Because of the underlying assumption of zero friction load between the tubes and the tubesheet, the weld must provide the IARC's ultimate structural restraint of the tube within the tubesheet.

Therefore, a limiting ligament size has also been determined for the tube-to-tubesheet weld and is discussed below.

Page 4

The proposed changes to the TS are as follows:

TS 5.5.9c currently states:

Provisions for SG tube repair criteria.

Tubes found by inservice inspection to contain flaws with a depth equal to or exceeding 40% of the nominal tube wall thickness shall be plugged.

The following alternate tube repair criteria may be applied as an alternative to the 40% depth based criteria:

1.

For the Unit 2 End of Cycle 15 Refueling Outage and Cycle 16 operation only, the 40%- depth based criterion does not apply to degradation identified in the portion of the tube below 17 inches from the top of the tubesheet.

If degradation is identified in the portion of the tube from the top of the tubesheet to 17 inches below the top of the tubesheet, the tube shall be removed from service.

If degradation is found in the portion of the tube below 17 inches from the top of the tubesheet, the tube does not require plugging.

TS 5.5.9c is being revised as follows (revisions are in bold type):

Provisions for SG tube repair criteria.

Tubes found by inservice inspection to contain flaws with a depth equal to or exceeding 40% of the nominal tube wall thickness shall be plugged.

The following SG tube alternate repair criteria shall be applied as an alternative to the 40% depth based criteria:

1.

SUPPLIED DATA |
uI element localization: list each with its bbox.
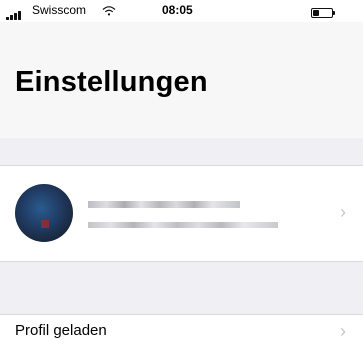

TASK REQUIREMENTS |
1) According to the tube repair text, what flaw depth requires a tube found by inservice inspection to be plugged?
2) Copy the part of the tube repair text starting with "Because of the" and going on through "is discussed below.".

ANSWER SET |
1) A depth equal to or exceeding 40% of the nominal tube wall thickness.

2)
Because of the underlying assumption of zero friction load between the tubes and the tubesheet, the weld must provide the IARC's ultimate structural restraint of the tube within the tubesheet.

Therefore, a limiting ligament size has also been determined for the tube-to-tubesheet weld and is discussed below.